| Records shown |
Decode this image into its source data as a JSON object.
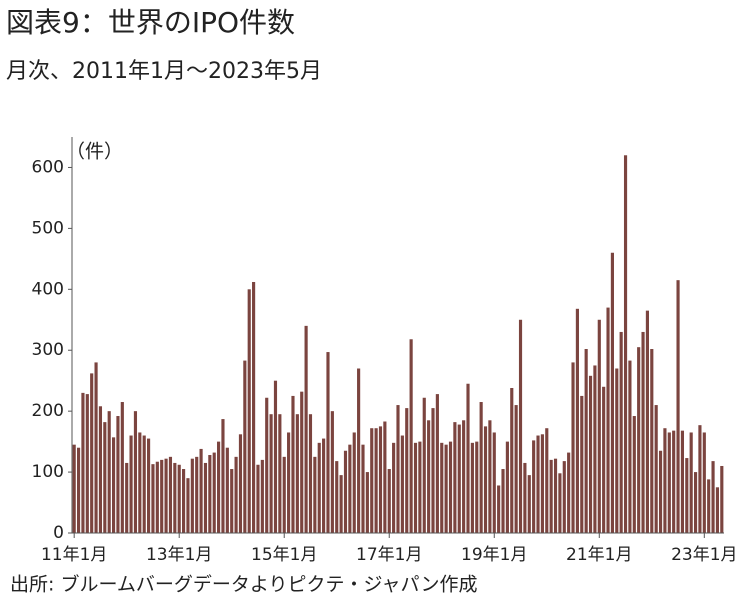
{
  "chart_data": {
    "type": "bar",
    "title": "図表9：世界のIPO件数",
    "subtitle": "月次、2011年1月～2023年5月",
    "y_label": "（件）",
    "source": "出所: ブルームバーグデータよりピクテ・ジャパン作成",
    "color": "#7b443f",
    "grid": false,
    "ylim": [
      0,
      650
    ],
    "yticks": [
      0,
      100,
      200,
      300,
      400,
      500,
      600
    ],
    "categories": [
      "11年1月",
      null,
      null,
      null,
      null,
      null,
      null,
      null,
      null,
      null,
      null,
      null,
      null,
      null,
      null,
      null,
      null,
      null,
      null,
      null,
      null,
      null,
      null,
      null,
      "13年1月",
      null,
      null,
      null,
      null,
      null,
      null,
      null,
      null,
      null,
      null,
      null,
      null,
      null,
      null,
      null,
      null,
      null,
      null,
      null,
      null,
      null,
      null,
      null,
      "15年1月",
      null,
      null,
      null,
      null,
      null,
      null,
      null,
      null,
      null,
      null,
      null,
      null,
      null,
      null,
      null,
      null,
      null,
      null,
      null,
      null,
      null,
      null,
      null,
      "17年1月",
      null,
      null,
      null,
      null,
      null,
      null,
      null,
      null,
      null,
      null,
      null,
      null,
      null,
      null,
      null,
      null,
      null,
      null,
      null,
      null,
      null,
      null,
      null,
      "19年1月",
      null,
      null,
      null,
      null,
      null,
      null,
      null,
      null,
      null,
      null,
      null,
      null,
      null,
      null,
      null,
      null,
      null,
      null,
      null,
      null,
      null,
      null,
      null,
      "21年1月",
      null,
      null,
      null,
      null,
      null,
      null,
      null,
      null,
      null,
      null,
      null,
      null,
      null,
      null,
      null,
      null,
      null,
      null,
      null,
      null,
      null,
      null,
      null,
      "23年1月",
      null,
      null,
      null,
      null
    ],
    "values": [
      145,
      140,
      230,
      228,
      262,
      280,
      208,
      182,
      200,
      157,
      192,
      215,
      115,
      160,
      200,
      165,
      160,
      155,
      113,
      117,
      120,
      122,
      125,
      115,
      112,
      105,
      90,
      122,
      125,
      138,
      115,
      128,
      132,
      150,
      187,
      140,
      105,
      125,
      162,
      283,
      400,
      412,
      112,
      120,
      222,
      195,
      250,
      195,
      125,
      165,
      225,
      195,
      232,
      340,
      195,
      125,
      148,
      155,
      297,
      200,
      118,
      95,
      135,
      145,
      165,
      270,
      145,
      100,
      172,
      172,
      175,
      183,
      105,
      148,
      210,
      160,
      205,
      318,
      148,
      150,
      222,
      185,
      205,
      228,
      148,
      145,
      150,
      182,
      178,
      185,
      245,
      148,
      150,
      215,
      175,
      185,
      165,
      78,
      105,
      150,
      238,
      210,
      350,
      115,
      95,
      152,
      160,
      162,
      172,
      120,
      122,
      98,
      118,
      132,
      280,
      368,
      225,
      302,
      258,
      275,
      350,
      240,
      370,
      460,
      270,
      330,
      620,
      283,
      192,
      305,
      330,
      365,
      302,
      210,
      135,
      172,
      165,
      168,
      415,
      168,
      123,
      165,
      100,
      177,
      165,
      88,
      118,
      75,
      110
    ]
  }
}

| Given problem |
Without including the pictures, reproduce all entries exactly.

| Task solution |
Decode this image into its source data as a JSON object.
{
  "chart_data": {
    "type": "bar",
    "title": "図表9：世界のIPO件数",
    "subtitle": "月次、2011年1月～2023年5月",
    "y_label": "（件）",
    "source": "出所: ブルームバーグデータよりピクテ・ジャパン作成",
    "color": "#7b443f",
    "grid": false,
    "ylim": [
      0,
      650
    ],
    "yticks": [
      0,
      100,
      200,
      300,
      400,
      500,
      600
    ],
    "categories": [
      "11年1月",
      null,
      null,
      null,
      null,
      null,
      null,
      null,
      null,
      null,
      null,
      null,
      null,
      null,
      null,
      null,
      null,
      null,
      null,
      null,
      null,
      null,
      null,
      null,
      "13年1月",
      null,
      null,
      null,
      null,
      null,
      null,
      null,
      null,
      null,
      null,
      null,
      null,
      null,
      null,
      null,
      null,
      null,
      null,
      null,
      null,
      null,
      null,
      null,
      "15年1月",
      null,
      null,
      null,
      null,
      null,
      null,
      null,
      null,
      null,
      null,
      null,
      null,
      null,
      null,
      null,
      null,
      null,
      null,
      null,
      null,
      null,
      null,
      null,
      "17年1月",
      null,
      null,
      null,
      null,
      null,
      null,
      null,
      null,
      null,
      null,
      null,
      null,
      null,
      null,
      null,
      null,
      null,
      null,
      null,
      null,
      null,
      null,
      null,
      "19年1月",
      null,
      null,
      null,
      null,
      null,
      null,
      null,
      null,
      null,
      null,
      null,
      null,
      null,
      null,
      null,
      null,
      null,
      null,
      null,
      null,
      null,
      null,
      null,
      "21年1月",
      null,
      null,
      null,
      null,
      null,
      null,
      null,
      null,
      null,
      null,
      null,
      null,
      null,
      null,
      null,
      null,
      null,
      null,
      null,
      null,
      null,
      null,
      null,
      "23年1月",
      null,
      null,
      null,
      null
    ],
    "values": [
      145,
      140,
      230,
      228,
      262,
      280,
      208,
      182,
      200,
      157,
      192,
      215,
      115,
      160,
      200,
      165,
      160,
      155,
      113,
      117,
      120,
      122,
      125,
      115,
      112,
      105,
      90,
      122,
      125,
      138,
      115,
      128,
      132,
      150,
      187,
      140,
      105,
      125,
      162,
      283,
      400,
      412,
      112,
      120,
      222,
      195,
      250,
      195,
      125,
      165,
      225,
      195,
      232,
      340,
      195,
      125,
      148,
      155,
      297,
      200,
      118,
      95,
      135,
      145,
      165,
      270,
      145,
      100,
      172,
      172,
      175,
      183,
      105,
      148,
      210,
      160,
      205,
      318,
      148,
      150,
      222,
      185,
      205,
      228,
      148,
      145,
      150,
      182,
      178,
      185,
      245,
      148,
      150,
      215,
      175,
      185,
      165,
      78,
      105,
      150,
      238,
      210,
      350,
      115,
      95,
      152,
      160,
      162,
      172,
      120,
      122,
      98,
      118,
      132,
      280,
      368,
      225,
      302,
      258,
      275,
      350,
      240,
      370,
      460,
      270,
      330,
      620,
      283,
      192,
      305,
      330,
      365,
      302,
      210,
      135,
      172,
      165,
      168,
      415,
      168,
      123,
      165,
      100,
      177,
      165,
      88,
      118,
      75,
      110
    ]
  }
}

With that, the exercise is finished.